DIRECTIONS - Exclude the pictures and retype the entries as written.

DATASET ROWS -
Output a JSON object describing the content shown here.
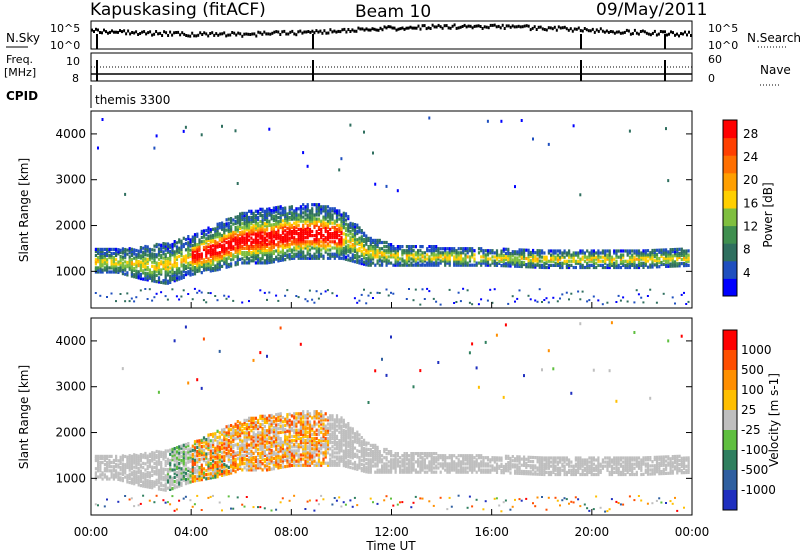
{
  "header": {
    "station": "Kapuskasing (fitACF)",
    "beam": "Beam 10",
    "date": "09/May/2011"
  },
  "summary_panels": {
    "nsky_label": "N.Sky",
    "nsearch_label": "N.Search",
    "nsky_ticks": [
      "10^5",
      "10^0"
    ],
    "nsearch_ticks": [
      "10^5",
      "10^0"
    ],
    "freq_label_line1": "Freq.",
    "freq_label_line2": "[MHz]",
    "freq_ticks": [
      "10",
      "8"
    ],
    "nave_label": "Nave",
    "nave_ticks": [
      "60",
      "0"
    ],
    "cpid_label": "CPID",
    "cpid_value": "themis 3300"
  },
  "chart_data": [
    {
      "type": "heatmap",
      "name": "power",
      "xlabel": "Time UT",
      "ylabel": "Slant Range [km]",
      "x_unit": "hours UT",
      "xlim": [
        0,
        24
      ],
      "x_ticks": [
        "00:00",
        "04:00",
        "08:00",
        "12:00",
        "16:00",
        "20:00",
        "00:00"
      ],
      "ylim": [
        200,
        4500
      ],
      "y_ticks": [
        1000,
        2000,
        3000,
        4000
      ],
      "colorbar": {
        "label": "Power [dB]",
        "ticks": [
          "4",
          "8",
          "12",
          "16",
          "20",
          "24",
          "28"
        ],
        "range": [
          0,
          30
        ],
        "colors": [
          "#0000ff",
          "#1f4fbf",
          "#2f6f5f",
          "#3f8f4f",
          "#7fbf3f",
          "#ffcf00",
          "#ff9f00",
          "#ff6f00",
          "#ff3f00",
          "#ff0000"
        ]
      }
    },
    {
      "type": "heatmap",
      "name": "velocity",
      "xlabel": "Time UT",
      "ylabel": "Slant Range [km]",
      "x_unit": "hours UT",
      "xlim": [
        0,
        24
      ],
      "x_ticks": [
        "00:00",
        "04:00",
        "08:00",
        "12:00",
        "16:00",
        "20:00",
        "00:00"
      ],
      "ylim": [
        200,
        4500
      ],
      "y_ticks": [
        1000,
        2000,
        3000,
        4000
      ],
      "colorbar": {
        "label": "Velocity [m s-1]",
        "ticks": [
          "1000",
          "500",
          "100",
          "25",
          "-25",
          "-100",
          "-500",
          "-1000"
        ],
        "colors": [
          "#1f2fbf",
          "#2f5fa0",
          "#2f7f5f",
          "#5fbf3f",
          "#bfbfbf",
          "#ffbf00",
          "#ff8f00",
          "#ff4f00",
          "#ff0000"
        ]
      }
    }
  ],
  "echo_band": {
    "hours": [
      0.0,
      1.0,
      2.0,
      3.0,
      4.0,
      5.0,
      6.0,
      7.0,
      8.0,
      9.0,
      10.0,
      11.0,
      12.0,
      14.0,
      16.0,
      18.0,
      20.0,
      22.0,
      24.0
    ],
    "bottom_km": [
      950,
      950,
      800,
      700,
      900,
      1000,
      1150,
      1150,
      1250,
      1250,
      1250,
      1100,
      1100,
      1100,
      1100,
      1050,
      1050,
      1050,
      1100
    ],
    "top_km": [
      1450,
      1450,
      1500,
      1600,
      1750,
      2000,
      2250,
      2350,
      2400,
      2450,
      2300,
      1750,
      1550,
      1500,
      1450,
      1450,
      1450,
      1450,
      1450
    ]
  }
}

RESULT BELOW -
Output a JSON object describing the content shown here.
{
  "header": {
    "station": "Kapuskasing (fitACF)",
    "beam": "Beam 10",
    "date": "09/May/2011"
  },
  "summary_panels": {
    "nsky_label": "N.Sky",
    "nsearch_label": "N.Search",
    "nsky_ticks": [
      "10^5",
      "10^0"
    ],
    "nsearch_ticks": [
      "10^5",
      "10^0"
    ],
    "freq_label_line1": "Freq.",
    "freq_label_line2": "[MHz]",
    "freq_ticks": [
      "10",
      "8"
    ],
    "nave_label": "Nave",
    "nave_ticks": [
      "60",
      "0"
    ],
    "cpid_label": "CPID",
    "cpid_value": "themis 3300"
  },
  "chart_data": [
    {
      "type": "heatmap",
      "name": "power",
      "xlabel": "Time UT",
      "ylabel": "Slant Range [km]",
      "x_unit": "hours UT",
      "xlim": [
        0,
        24
      ],
      "x_ticks": [
        "00:00",
        "04:00",
        "08:00",
        "12:00",
        "16:00",
        "20:00",
        "00:00"
      ],
      "ylim": [
        200,
        4500
      ],
      "y_ticks": [
        1000,
        2000,
        3000,
        4000
      ],
      "colorbar": {
        "label": "Power [dB]",
        "ticks": [
          "4",
          "8",
          "12",
          "16",
          "20",
          "24",
          "28"
        ],
        "range": [
          0,
          30
        ],
        "colors": [
          "#0000ff",
          "#1f4fbf",
          "#2f6f5f",
          "#3f8f4f",
          "#7fbf3f",
          "#ffcf00",
          "#ff9f00",
          "#ff6f00",
          "#ff3f00",
          "#ff0000"
        ]
      }
    },
    {
      "type": "heatmap",
      "name": "velocity",
      "xlabel": "Time UT",
      "ylabel": "Slant Range [km]",
      "x_unit": "hours UT",
      "xlim": [
        0,
        24
      ],
      "x_ticks": [
        "00:00",
        "04:00",
        "08:00",
        "12:00",
        "16:00",
        "20:00",
        "00:00"
      ],
      "ylim": [
        200,
        4500
      ],
      "y_ticks": [
        1000,
        2000,
        3000,
        4000
      ],
      "colorbar": {
        "label": "Velocity [m s-1]",
        "ticks": [
          "1000",
          "500",
          "100",
          "25",
          "-25",
          "-100",
          "-500",
          "-1000"
        ],
        "colors": [
          "#1f2fbf",
          "#2f5fa0",
          "#2f7f5f",
          "#5fbf3f",
          "#bfbfbf",
          "#ffbf00",
          "#ff8f00",
          "#ff4f00",
          "#ff0000"
        ]
      }
    }
  ],
  "echo_band": {
    "hours": [
      0.0,
      1.0,
      2.0,
      3.0,
      4.0,
      5.0,
      6.0,
      7.0,
      8.0,
      9.0,
      10.0,
      11.0,
      12.0,
      14.0,
      16.0,
      18.0,
      20.0,
      22.0,
      24.0
    ],
    "bottom_km": [
      950,
      950,
      800,
      700,
      900,
      1000,
      1150,
      1150,
      1250,
      1250,
      1250,
      1100,
      1100,
      1100,
      1100,
      1050,
      1050,
      1050,
      1100
    ],
    "top_km": [
      1450,
      1450,
      1500,
      1600,
      1750,
      2000,
      2250,
      2350,
      2400,
      2450,
      2300,
      1750,
      1550,
      1500,
      1450,
      1450,
      1450,
      1450,
      1450
    ]
  }
}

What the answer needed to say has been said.